**Dataset items**
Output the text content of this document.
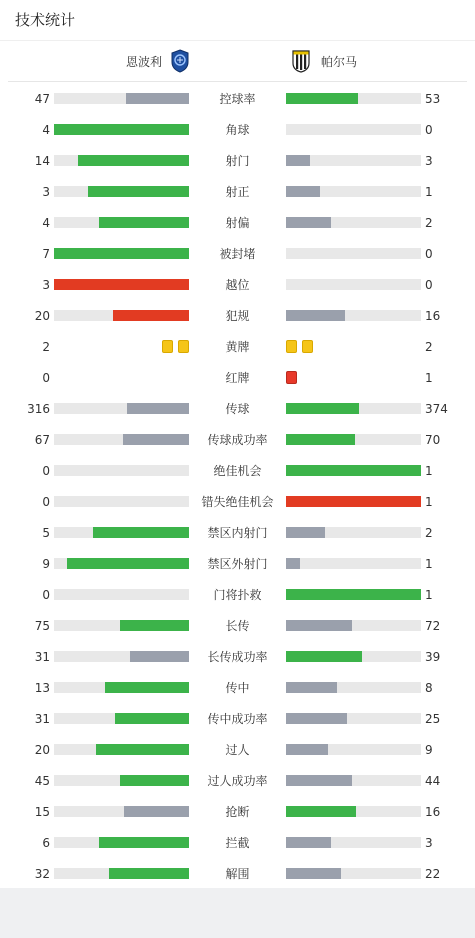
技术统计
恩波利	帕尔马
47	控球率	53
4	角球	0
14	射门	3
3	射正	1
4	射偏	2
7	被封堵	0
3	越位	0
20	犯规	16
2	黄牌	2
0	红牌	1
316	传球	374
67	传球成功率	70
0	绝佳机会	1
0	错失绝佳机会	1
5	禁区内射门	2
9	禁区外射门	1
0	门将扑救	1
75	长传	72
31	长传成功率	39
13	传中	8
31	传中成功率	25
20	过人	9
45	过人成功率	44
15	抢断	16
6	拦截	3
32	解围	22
* * *
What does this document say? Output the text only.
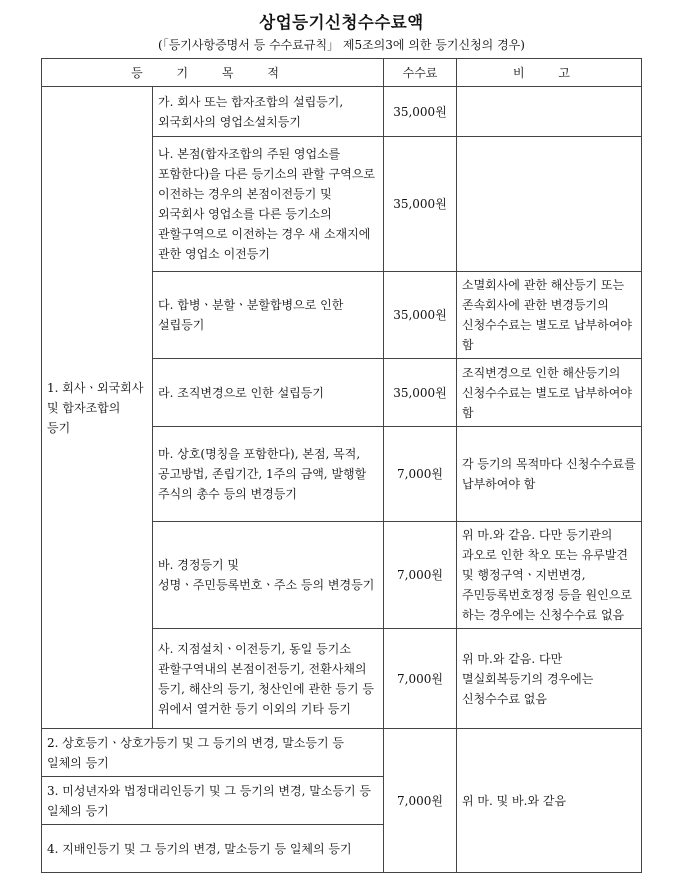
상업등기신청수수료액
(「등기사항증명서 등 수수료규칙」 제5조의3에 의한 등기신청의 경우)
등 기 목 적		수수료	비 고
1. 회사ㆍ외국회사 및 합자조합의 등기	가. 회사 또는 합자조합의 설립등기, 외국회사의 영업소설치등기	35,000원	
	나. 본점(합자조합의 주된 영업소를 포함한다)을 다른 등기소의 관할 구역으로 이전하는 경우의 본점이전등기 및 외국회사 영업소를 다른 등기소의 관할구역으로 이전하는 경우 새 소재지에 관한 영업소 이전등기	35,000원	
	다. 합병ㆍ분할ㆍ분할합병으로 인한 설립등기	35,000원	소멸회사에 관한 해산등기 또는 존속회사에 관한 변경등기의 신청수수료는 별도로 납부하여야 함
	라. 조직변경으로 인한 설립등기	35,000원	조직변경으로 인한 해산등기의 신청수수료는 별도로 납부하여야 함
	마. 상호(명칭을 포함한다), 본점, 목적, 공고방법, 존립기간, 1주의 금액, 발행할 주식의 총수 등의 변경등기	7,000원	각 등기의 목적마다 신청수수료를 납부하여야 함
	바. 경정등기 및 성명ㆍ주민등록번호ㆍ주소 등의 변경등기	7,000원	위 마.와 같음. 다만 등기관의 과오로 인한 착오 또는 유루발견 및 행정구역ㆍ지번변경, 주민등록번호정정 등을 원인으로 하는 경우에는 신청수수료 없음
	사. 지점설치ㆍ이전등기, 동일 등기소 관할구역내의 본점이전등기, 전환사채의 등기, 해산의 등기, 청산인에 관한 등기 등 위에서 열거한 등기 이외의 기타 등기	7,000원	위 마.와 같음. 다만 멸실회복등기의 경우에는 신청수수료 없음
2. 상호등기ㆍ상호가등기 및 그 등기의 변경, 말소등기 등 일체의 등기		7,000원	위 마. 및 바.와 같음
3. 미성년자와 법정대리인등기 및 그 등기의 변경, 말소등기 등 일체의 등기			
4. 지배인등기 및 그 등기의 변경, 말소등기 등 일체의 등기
...
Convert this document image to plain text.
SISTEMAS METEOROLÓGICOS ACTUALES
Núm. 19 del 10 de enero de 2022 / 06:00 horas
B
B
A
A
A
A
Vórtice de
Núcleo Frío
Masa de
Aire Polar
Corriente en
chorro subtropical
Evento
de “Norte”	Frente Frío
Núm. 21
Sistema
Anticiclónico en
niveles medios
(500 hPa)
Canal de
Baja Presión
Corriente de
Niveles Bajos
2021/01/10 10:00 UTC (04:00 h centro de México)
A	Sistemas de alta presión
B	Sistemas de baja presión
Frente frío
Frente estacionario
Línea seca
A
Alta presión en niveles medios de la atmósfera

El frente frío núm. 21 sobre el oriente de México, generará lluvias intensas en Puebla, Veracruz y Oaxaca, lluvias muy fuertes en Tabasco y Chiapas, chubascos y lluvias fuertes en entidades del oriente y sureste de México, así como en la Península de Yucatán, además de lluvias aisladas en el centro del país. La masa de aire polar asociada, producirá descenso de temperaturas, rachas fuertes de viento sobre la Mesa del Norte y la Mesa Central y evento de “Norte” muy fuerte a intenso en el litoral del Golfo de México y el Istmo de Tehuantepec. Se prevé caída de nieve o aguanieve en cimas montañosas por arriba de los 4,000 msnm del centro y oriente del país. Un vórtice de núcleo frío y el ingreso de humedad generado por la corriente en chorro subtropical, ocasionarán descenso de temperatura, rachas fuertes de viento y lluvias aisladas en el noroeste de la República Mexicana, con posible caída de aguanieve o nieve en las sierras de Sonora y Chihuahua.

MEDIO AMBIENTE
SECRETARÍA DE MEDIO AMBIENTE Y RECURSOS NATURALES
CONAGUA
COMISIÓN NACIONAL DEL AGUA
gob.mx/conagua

**Work to be completed**
The word "text" may occur in lines of the records. Report how many such lines there are, giving only the number.

**Correct answer**
3